• Records for the exercise:
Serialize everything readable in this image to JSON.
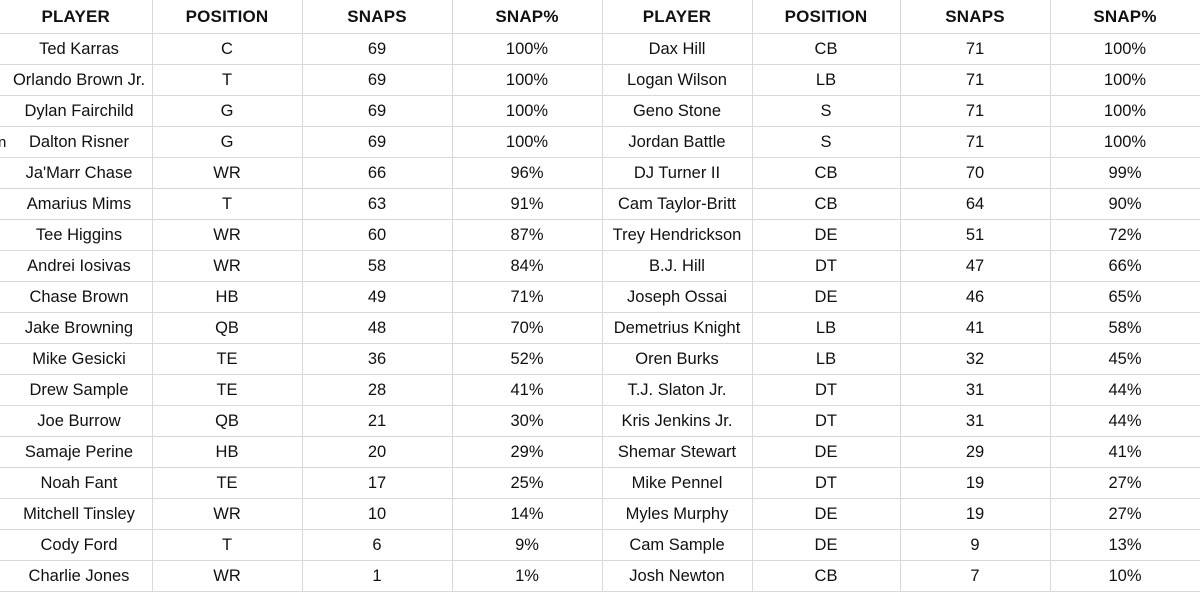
{
  "headers": {
    "player": "PLAYER",
    "position": "POSITION",
    "snaps": "SNAPS",
    "snap_pct": "SNAP%"
  },
  "offense": [
    {
      "player": "Ted Karras",
      "position": "C",
      "snaps": "69",
      "snap_pct": "100%"
    },
    {
      "player": "Orlando Brown Jr.",
      "position": "T",
      "snaps": "69",
      "snap_pct": "100%"
    },
    {
      "player": "Dylan Fairchild",
      "position": "G",
      "snaps": "69",
      "snap_pct": "100%"
    },
    {
      "player": "Dalton Risner",
      "position": "G",
      "snaps": "69",
      "snap_pct": "100%"
    },
    {
      "player": "Ja'Marr Chase",
      "position": "WR",
      "snaps": "66",
      "snap_pct": "96%"
    },
    {
      "player": "Amarius Mims",
      "position": "T",
      "snaps": "63",
      "snap_pct": "91%"
    },
    {
      "player": "Tee Higgins",
      "position": "WR",
      "snaps": "60",
      "snap_pct": "87%"
    },
    {
      "player": "Andrei Iosivas",
      "position": "WR",
      "snaps": "58",
      "snap_pct": "84%"
    },
    {
      "player": "Chase Brown",
      "position": "HB",
      "snaps": "49",
      "snap_pct": "71%"
    },
    {
      "player": "Jake Browning",
      "position": "QB",
      "snaps": "48",
      "snap_pct": "70%"
    },
    {
      "player": "Mike Gesicki",
      "position": "TE",
      "snaps": "36",
      "snap_pct": "52%"
    },
    {
      "player": "Drew Sample",
      "position": "TE",
      "snaps": "28",
      "snap_pct": "41%"
    },
    {
      "player": "Joe Burrow",
      "position": "QB",
      "snaps": "21",
      "snap_pct": "30%"
    },
    {
      "player": "Samaje Perine",
      "position": "HB",
      "snaps": "20",
      "snap_pct": "29%"
    },
    {
      "player": "Noah Fant",
      "position": "TE",
      "snaps": "17",
      "snap_pct": "25%"
    },
    {
      "player": "Mitchell Tinsley",
      "position": "WR",
      "snaps": "10",
      "snap_pct": "14%"
    },
    {
      "player": "Cody Ford",
      "position": "T",
      "snaps": "6",
      "snap_pct": "9%"
    },
    {
      "player": "Charlie Jones",
      "position": "WR",
      "snaps": "1",
      "snap_pct": "1%"
    }
  ],
  "defense": [
    {
      "player": "Dax Hill",
      "position": "CB",
      "snaps": "71",
      "snap_pct": "100%"
    },
    {
      "player": "Logan Wilson",
      "position": "LB",
      "snaps": "71",
      "snap_pct": "100%"
    },
    {
      "player": "Geno Stone",
      "position": "S",
      "snaps": "71",
      "snap_pct": "100%"
    },
    {
      "player": "Jordan Battle",
      "position": "S",
      "snaps": "71",
      "snap_pct": "100%"
    },
    {
      "player": "DJ Turner II",
      "position": "CB",
      "snaps": "70",
      "snap_pct": "99%"
    },
    {
      "player": "Cam Taylor-Britt",
      "position": "CB",
      "snaps": "64",
      "snap_pct": "90%"
    },
    {
      "player": "Trey Hendrickson",
      "position": "DE",
      "snaps": "51",
      "snap_pct": "72%"
    },
    {
      "player": "B.J. Hill",
      "position": "DT",
      "snaps": "47",
      "snap_pct": "66%"
    },
    {
      "player": "Joseph Ossai",
      "position": "DE",
      "snaps": "46",
      "snap_pct": "65%"
    },
    {
      "player": "Demetrius Knight",
      "position": "LB",
      "snaps": "41",
      "snap_pct": "58%"
    },
    {
      "player": "Oren Burks",
      "position": "LB",
      "snaps": "32",
      "snap_pct": "45%"
    },
    {
      "player": "T.J. Slaton Jr.",
      "position": "DT",
      "snaps": "31",
      "snap_pct": "44%"
    },
    {
      "player": "Kris Jenkins Jr.",
      "position": "DT",
      "snaps": "31",
      "snap_pct": "44%"
    },
    {
      "player": "Shemar Stewart",
      "position": "DE",
      "snaps": "29",
      "snap_pct": "41%"
    },
    {
      "player": "Mike Pennel",
      "position": "DT",
      "snaps": "19",
      "snap_pct": "27%"
    },
    {
      "player": "Myles Murphy",
      "position": "DE",
      "snaps": "19",
      "snap_pct": "27%"
    },
    {
      "player": "Cam Sample",
      "position": "DE",
      "snaps": "9",
      "snap_pct": "13%"
    },
    {
      "player": "Josh Newton",
      "position": "CB",
      "snaps": "7",
      "snap_pct": "10%"
    }
  ],
  "edge_mark": "n"
}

• Task details: Please transcribe the material above exactly as written. Leave the pictures out.

• Exercise output:
Serialize everything readable in this image to JSON.
{
  "headers": {
    "player": "PLAYER",
    "position": "POSITION",
    "snaps": "SNAPS",
    "snap_pct": "SNAP%"
  },
  "offense": [
    {
      "player": "Ted Karras",
      "position": "C",
      "snaps": "69",
      "snap_pct": "100%"
    },
    {
      "player": "Orlando Brown Jr.",
      "position": "T",
      "snaps": "69",
      "snap_pct": "100%"
    },
    {
      "player": "Dylan Fairchild",
      "position": "G",
      "snaps": "69",
      "snap_pct": "100%"
    },
    {
      "player": "Dalton Risner",
      "position": "G",
      "snaps": "69",
      "snap_pct": "100%"
    },
    {
      "player": "Ja'Marr Chase",
      "position": "WR",
      "snaps": "66",
      "snap_pct": "96%"
    },
    {
      "player": "Amarius Mims",
      "position": "T",
      "snaps": "63",
      "snap_pct": "91%"
    },
    {
      "player": "Tee Higgins",
      "position": "WR",
      "snaps": "60",
      "snap_pct": "87%"
    },
    {
      "player": "Andrei Iosivas",
      "position": "WR",
      "snaps": "58",
      "snap_pct": "84%"
    },
    {
      "player": "Chase Brown",
      "position": "HB",
      "snaps": "49",
      "snap_pct": "71%"
    },
    {
      "player": "Jake Browning",
      "position": "QB",
      "snaps": "48",
      "snap_pct": "70%"
    },
    {
      "player": "Mike Gesicki",
      "position": "TE",
      "snaps": "36",
      "snap_pct": "52%"
    },
    {
      "player": "Drew Sample",
      "position": "TE",
      "snaps": "28",
      "snap_pct": "41%"
    },
    {
      "player": "Joe Burrow",
      "position": "QB",
      "snaps": "21",
      "snap_pct": "30%"
    },
    {
      "player": "Samaje Perine",
      "position": "HB",
      "snaps": "20",
      "snap_pct": "29%"
    },
    {
      "player": "Noah Fant",
      "position": "TE",
      "snaps": "17",
      "snap_pct": "25%"
    },
    {
      "player": "Mitchell Tinsley",
      "position": "WR",
      "snaps": "10",
      "snap_pct": "14%"
    },
    {
      "player": "Cody Ford",
      "position": "T",
      "snaps": "6",
      "snap_pct": "9%"
    },
    {
      "player": "Charlie Jones",
      "position": "WR",
      "snaps": "1",
      "snap_pct": "1%"
    }
  ],
  "defense": [
    {
      "player": "Dax Hill",
      "position": "CB",
      "snaps": "71",
      "snap_pct": "100%"
    },
    {
      "player": "Logan Wilson",
      "position": "LB",
      "snaps": "71",
      "snap_pct": "100%"
    },
    {
      "player": "Geno Stone",
      "position": "S",
      "snaps": "71",
      "snap_pct": "100%"
    },
    {
      "player": "Jordan Battle",
      "position": "S",
      "snaps": "71",
      "snap_pct": "100%"
    },
    {
      "player": "DJ Turner II",
      "position": "CB",
      "snaps": "70",
      "snap_pct": "99%"
    },
    {
      "player": "Cam Taylor-Britt",
      "position": "CB",
      "snaps": "64",
      "snap_pct": "90%"
    },
    {
      "player": "Trey Hendrickson",
      "position": "DE",
      "snaps": "51",
      "snap_pct": "72%"
    },
    {
      "player": "B.J. Hill",
      "position": "DT",
      "snaps": "47",
      "snap_pct": "66%"
    },
    {
      "player": "Joseph Ossai",
      "position": "DE",
      "snaps": "46",
      "snap_pct": "65%"
    },
    {
      "player": "Demetrius Knight",
      "position": "LB",
      "snaps": "41",
      "snap_pct": "58%"
    },
    {
      "player": "Oren Burks",
      "position": "LB",
      "snaps": "32",
      "snap_pct": "45%"
    },
    {
      "player": "T.J. Slaton Jr.",
      "position": "DT",
      "snaps": "31",
      "snap_pct": "44%"
    },
    {
      "player": "Kris Jenkins Jr.",
      "position": "DT",
      "snaps": "31",
      "snap_pct": "44%"
    },
    {
      "player": "Shemar Stewart",
      "position": "DE",
      "snaps": "29",
      "snap_pct": "41%"
    },
    {
      "player": "Mike Pennel",
      "position": "DT",
      "snaps": "19",
      "snap_pct": "27%"
    },
    {
      "player": "Myles Murphy",
      "position": "DE",
      "snaps": "19",
      "snap_pct": "27%"
    },
    {
      "player": "Cam Sample",
      "position": "DE",
      "snaps": "9",
      "snap_pct": "13%"
    },
    {
      "player": "Josh Newton",
      "position": "CB",
      "snaps": "7",
      "snap_pct": "10%"
    }
  ],
  "edge_mark": "n"
}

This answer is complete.